*TO BE DONE*: Please give the listing again, word for word, with nothing left out.

[Begin EXERCISE DATA]

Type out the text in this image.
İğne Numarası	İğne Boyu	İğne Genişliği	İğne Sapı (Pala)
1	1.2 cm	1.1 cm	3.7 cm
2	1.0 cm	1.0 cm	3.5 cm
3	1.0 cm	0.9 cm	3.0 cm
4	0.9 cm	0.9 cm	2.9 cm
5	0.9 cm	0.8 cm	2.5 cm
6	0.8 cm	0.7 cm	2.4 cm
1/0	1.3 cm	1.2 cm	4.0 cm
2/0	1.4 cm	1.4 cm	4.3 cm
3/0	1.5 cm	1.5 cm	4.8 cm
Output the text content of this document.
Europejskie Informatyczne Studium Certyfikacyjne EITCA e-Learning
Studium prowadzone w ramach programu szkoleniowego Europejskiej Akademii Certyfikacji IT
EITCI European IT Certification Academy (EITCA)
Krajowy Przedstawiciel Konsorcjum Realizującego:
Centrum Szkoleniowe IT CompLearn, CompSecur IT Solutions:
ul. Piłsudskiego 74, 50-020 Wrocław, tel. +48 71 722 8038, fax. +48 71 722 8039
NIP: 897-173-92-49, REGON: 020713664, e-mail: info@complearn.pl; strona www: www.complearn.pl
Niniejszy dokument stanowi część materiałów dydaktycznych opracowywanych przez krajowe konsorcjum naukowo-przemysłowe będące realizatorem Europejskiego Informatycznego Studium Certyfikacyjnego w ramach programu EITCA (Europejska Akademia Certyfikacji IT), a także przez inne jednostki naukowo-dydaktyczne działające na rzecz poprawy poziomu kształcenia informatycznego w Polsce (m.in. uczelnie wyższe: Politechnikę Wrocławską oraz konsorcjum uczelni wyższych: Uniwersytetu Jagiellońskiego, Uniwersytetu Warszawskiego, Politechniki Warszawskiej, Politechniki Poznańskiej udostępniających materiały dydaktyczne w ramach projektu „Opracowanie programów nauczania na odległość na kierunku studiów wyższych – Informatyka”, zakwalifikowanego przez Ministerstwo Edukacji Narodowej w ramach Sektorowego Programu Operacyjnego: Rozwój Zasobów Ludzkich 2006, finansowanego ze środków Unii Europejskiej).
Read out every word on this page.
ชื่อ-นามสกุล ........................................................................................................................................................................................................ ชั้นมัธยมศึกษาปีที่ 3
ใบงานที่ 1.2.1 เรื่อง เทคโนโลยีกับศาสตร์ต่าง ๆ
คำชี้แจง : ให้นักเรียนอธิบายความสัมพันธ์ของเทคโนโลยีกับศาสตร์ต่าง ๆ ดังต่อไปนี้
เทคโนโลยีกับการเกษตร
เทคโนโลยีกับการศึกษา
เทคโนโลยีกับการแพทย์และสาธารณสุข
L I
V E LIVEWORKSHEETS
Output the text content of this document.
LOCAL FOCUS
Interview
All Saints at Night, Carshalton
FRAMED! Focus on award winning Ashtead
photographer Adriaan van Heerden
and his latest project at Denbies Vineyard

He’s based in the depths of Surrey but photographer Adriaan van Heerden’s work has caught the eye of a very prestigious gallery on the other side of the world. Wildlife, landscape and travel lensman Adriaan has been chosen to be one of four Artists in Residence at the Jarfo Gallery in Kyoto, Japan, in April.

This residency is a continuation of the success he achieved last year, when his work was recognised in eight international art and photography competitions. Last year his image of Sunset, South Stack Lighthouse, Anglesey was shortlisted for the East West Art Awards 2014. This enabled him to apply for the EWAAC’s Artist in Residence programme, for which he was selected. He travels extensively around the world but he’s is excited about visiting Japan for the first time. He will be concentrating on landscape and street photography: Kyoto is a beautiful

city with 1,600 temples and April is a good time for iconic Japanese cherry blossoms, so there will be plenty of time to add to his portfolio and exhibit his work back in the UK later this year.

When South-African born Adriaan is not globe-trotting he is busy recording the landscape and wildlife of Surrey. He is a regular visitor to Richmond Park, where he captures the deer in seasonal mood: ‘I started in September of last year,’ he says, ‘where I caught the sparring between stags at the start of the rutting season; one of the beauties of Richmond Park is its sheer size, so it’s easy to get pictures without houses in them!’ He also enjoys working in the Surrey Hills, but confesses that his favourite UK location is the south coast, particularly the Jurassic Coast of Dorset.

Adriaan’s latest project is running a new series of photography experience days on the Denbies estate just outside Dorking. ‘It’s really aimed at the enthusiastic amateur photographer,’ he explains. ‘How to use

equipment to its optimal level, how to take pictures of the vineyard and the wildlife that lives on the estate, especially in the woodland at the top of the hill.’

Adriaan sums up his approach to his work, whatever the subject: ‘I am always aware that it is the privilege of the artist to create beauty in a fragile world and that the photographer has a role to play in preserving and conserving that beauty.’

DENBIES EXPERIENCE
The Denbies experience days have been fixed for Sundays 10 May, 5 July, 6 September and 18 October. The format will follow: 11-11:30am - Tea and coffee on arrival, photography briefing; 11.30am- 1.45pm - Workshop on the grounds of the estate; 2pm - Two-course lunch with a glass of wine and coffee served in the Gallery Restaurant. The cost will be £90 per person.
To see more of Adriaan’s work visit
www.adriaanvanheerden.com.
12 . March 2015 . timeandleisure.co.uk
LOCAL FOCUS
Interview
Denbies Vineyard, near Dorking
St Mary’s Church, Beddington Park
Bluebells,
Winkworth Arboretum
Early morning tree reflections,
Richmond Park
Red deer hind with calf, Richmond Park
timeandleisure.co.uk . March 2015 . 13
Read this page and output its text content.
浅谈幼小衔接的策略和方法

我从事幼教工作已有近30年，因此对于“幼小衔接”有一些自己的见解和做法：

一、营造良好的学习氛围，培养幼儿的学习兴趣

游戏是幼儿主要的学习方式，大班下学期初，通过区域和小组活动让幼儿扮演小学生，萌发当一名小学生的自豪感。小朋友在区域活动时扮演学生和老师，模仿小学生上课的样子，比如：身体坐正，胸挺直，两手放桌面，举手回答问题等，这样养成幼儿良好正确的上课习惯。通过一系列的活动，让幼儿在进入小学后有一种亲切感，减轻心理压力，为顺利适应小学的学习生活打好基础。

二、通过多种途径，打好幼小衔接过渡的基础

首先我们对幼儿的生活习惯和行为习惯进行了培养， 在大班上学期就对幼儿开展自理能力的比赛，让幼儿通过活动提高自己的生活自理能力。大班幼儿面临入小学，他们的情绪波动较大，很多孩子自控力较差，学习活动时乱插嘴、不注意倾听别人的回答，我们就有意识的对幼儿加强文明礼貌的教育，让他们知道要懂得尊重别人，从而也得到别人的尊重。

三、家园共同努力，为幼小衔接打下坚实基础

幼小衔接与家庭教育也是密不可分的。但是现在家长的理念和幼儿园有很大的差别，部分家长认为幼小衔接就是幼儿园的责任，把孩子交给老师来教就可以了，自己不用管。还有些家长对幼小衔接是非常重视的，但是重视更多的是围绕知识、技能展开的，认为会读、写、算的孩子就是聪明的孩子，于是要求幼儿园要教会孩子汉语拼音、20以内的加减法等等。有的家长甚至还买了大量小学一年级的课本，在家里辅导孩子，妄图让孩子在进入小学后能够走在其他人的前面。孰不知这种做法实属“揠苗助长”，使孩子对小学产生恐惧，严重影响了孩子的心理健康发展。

[End EXERCISE DATA]

*SOLUTION TO THIS PROBLEM*:
Type out the text in this image.
İğne Numarası	İğne Boyu	İğne Genişliği	İğne Sapı (Pala)
1	1.2 cm	1.1 cm	3.7 cm
2	1.0 cm	1.0 cm	3.5 cm
3	1.0 cm	0.9 cm	3.0 cm
4	0.9 cm	0.9 cm	2.9 cm
5	0.9 cm	0.8 cm	2.5 cm
6	0.8 cm	0.7 cm	2.4 cm
1/0	1.3 cm	1.2 cm	4.0 cm
2/0	1.4 cm	1.4 cm	4.3 cm
3/0	1.5 cm	1.5 cm	4.8 cm
Output the text content of this document.
Europejskie Informatyczne Studium Certyfikacyjne EITCA e-Learning
Studium prowadzone w ramach programu szkoleniowego Europejskiej Akademii Certyfikacji IT
EITCI European IT Certification Academy (EITCA)
Krajowy Przedstawiciel Konsorcjum Realizującego:
Centrum Szkoleniowe IT CompLearn, CompSecur IT Solutions:
ul. Piłsudskiego 74, 50-020 Wrocław, tel. +48 71 722 8038, fax. +48 71 722 8039
NIP: 897-173-92-49, REGON: 020713664, e-mail: info@complearn.pl; strona www: www.complearn.pl
Niniejszy dokument stanowi część materiałów dydaktycznych opracowywanych przez krajowe konsorcjum naukowo-przemysłowe będące realizatorem Europejskiego Informatycznego Studium Certyfikacyjnego w ramach programu EITCA (Europejska Akademia Certyfikacji IT), a także przez inne jednostki naukowo-dydaktyczne działające na rzecz poprawy poziomu kształcenia informatycznego w Polsce (m.in. uczelnie wyższe: Politechnikę Wrocławską oraz konsorcjum uczelni wyższych: Uniwersytetu Jagiellońskiego, Uniwersytetu Warszawskiego, Politechniki Warszawskiej, Politechniki Poznańskiej udostępniających materiały dydaktyczne w ramach projektu „Opracowanie programów nauczania na odległość na kierunku studiów wyższych – Informatyka”, zakwalifikowanego przez Ministerstwo Edukacji Narodowej w ramach Sektorowego Programu Operacyjnego: Rozwój Zasobów Ludzkich 2006, finansowanego ze środków Unii Europejskiej).
Read out every word on this page.
ชื่อ-นามสกุล ........................................................................................................................................................................................................ ชั้นมัธยมศึกษาปีที่ 3
ใบงานที่ 1.2.1 เรื่อง เทคโนโลยีกับศาสตร์ต่าง ๆ
คำชี้แจง : ให้นักเรียนอธิบายความสัมพันธ์ของเทคโนโลยีกับศาสตร์ต่าง ๆ ดังต่อไปนี้
เทคโนโลยีกับการเกษตร
เทคโนโลยีกับการศึกษา
เทคโนโลยีกับการแพทย์และสาธารณสุข
L I
V E LIVEWORKSHEETS
Output the text content of this document.
LOCAL FOCUS
Interview
All Saints at Night, Carshalton
FRAMED! Focus on award winning Ashtead
photographer Adriaan van Heerden
and his latest project at Denbies Vineyard

He’s based in the depths of Surrey but photographer Adriaan van Heerden’s work has caught the eye of a very prestigious gallery on the other side of the world. Wildlife, landscape and travel lensman Adriaan has been chosen to be one of four Artists in Residence at the Jarfo Gallery in Kyoto, Japan, in April.

This residency is a continuation of the success he achieved last year, when his work was recognised in eight international art and photography competitions. Last year his image of Sunset, South Stack Lighthouse, Anglesey was shortlisted for the East West Art Awards 2014. This enabled him to apply for the EWAAC’s Artist in Residence programme, for which he was selected. He travels extensively around the world but he’s is excited about visiting Japan for the first time. He will be concentrating on landscape and street photography: Kyoto is a beautiful

city with 1,600 temples and April is a good time for iconic Japanese cherry blossoms, so there will be plenty of time to add to his portfolio and exhibit his work back in the UK later this year.

When South-African born Adriaan is not globe-trotting he is busy recording the landscape and wildlife of Surrey. He is a regular visitor to Richmond Park, where he captures the deer in seasonal mood: ‘I started in September of last year,’ he says, ‘where I caught the sparring between stags at the start of the rutting season; one of the beauties of Richmond Park is its sheer size, so it’s easy to get pictures without houses in them!’ He also enjoys working in the Surrey Hills, but confesses that his favourite UK location is the south coast, particularly the Jurassic Coast of Dorset.

Adriaan’s latest project is running a new series of photography experience days on the Denbies estate just outside Dorking. ‘It’s really aimed at the enthusiastic amateur photographer,’ he explains. ‘How to use

equipment to its optimal level, how to take pictures of the vineyard and the wildlife that lives on the estate, especially in the woodland at the top of the hill.’

Adriaan sums up his approach to his work, whatever the subject: ‘I am always aware that it is the privilege of the artist to create beauty in a fragile world and that the photographer has a role to play in preserving and conserving that beauty.’

DENBIES EXPERIENCE
The Denbies experience days have been fixed for Sundays 10 May, 5 July, 6 September and 18 October. The format will follow: 11-11:30am - Tea and coffee on arrival, photography briefing; 11.30am- 1.45pm - Workshop on the grounds of the estate; 2pm - Two-course lunch with a glass of wine and coffee served in the Gallery Restaurant. The cost will be £90 per person.
To see more of Adriaan’s work visit
www.adriaanvanheerden.com.
12 . March 2015 . timeandleisure.co.uk
LOCAL FOCUS
Interview
Denbies Vineyard, near Dorking
St Mary’s Church, Beddington Park
Bluebells,
Winkworth Arboretum
Early morning tree reflections,
Richmond Park
Red deer hind with calf, Richmond Park
timeandleisure.co.uk . March 2015 . 13
Read this page and output its text content.
浅谈幼小衔接的策略和方法

我从事幼教工作已有近30年，因此对于“幼小衔接”有一些自己的见解和做法：

一、营造良好的学习氛围，培养幼儿的学习兴趣

游戏是幼儿主要的学习方式，大班下学期初，通过区域和小组活动让幼儿扮演小学生，萌发当一名小学生的自豪感。小朋友在区域活动时扮演学生和老师，模仿小学生上课的样子，比如：身体坐正，胸挺直，两手放桌面，举手回答问题等，这样养成幼儿良好正确的上课习惯。通过一系列的活动，让幼儿在进入小学后有一种亲切感，减轻心理压力，为顺利适应小学的学习生活打好基础。

二、通过多种途径，打好幼小衔接过渡的基础

首先我们对幼儿的生活习惯和行为习惯进行了培养， 在大班上学期就对幼儿开展自理能力的比赛，让幼儿通过活动提高自己的生活自理能力。大班幼儿面临入小学，他们的情绪波动较大，很多孩子自控力较差，学习活动时乱插嘴、不注意倾听别人的回答，我们就有意识的对幼儿加强文明礼貌的教育，让他们知道要懂得尊重别人，从而也得到别人的尊重。

三、家园共同努力，为幼小衔接打下坚实基础

幼小衔接与家庭教育也是密不可分的。但是现在家长的理念和幼儿园有很大的差别，部分家长认为幼小衔接就是幼儿园的责任，把孩子交给老师来教就可以了，自己不用管。还有些家长对幼小衔接是非常重视的，但是重视更多的是围绕知识、技能展开的，认为会读、写、算的孩子就是聪明的孩子，于是要求幼儿园要教会孩子汉语拼音、20以内的加减法等等。有的家长甚至还买了大量小学一年级的课本，在家里辅导孩子，妄图让孩子在进入小学后能够走在其他人的前面。孰不知这种做法实属“揠苗助长”，使孩子对小学产生恐惧，严重影响了孩子的心理健康发展。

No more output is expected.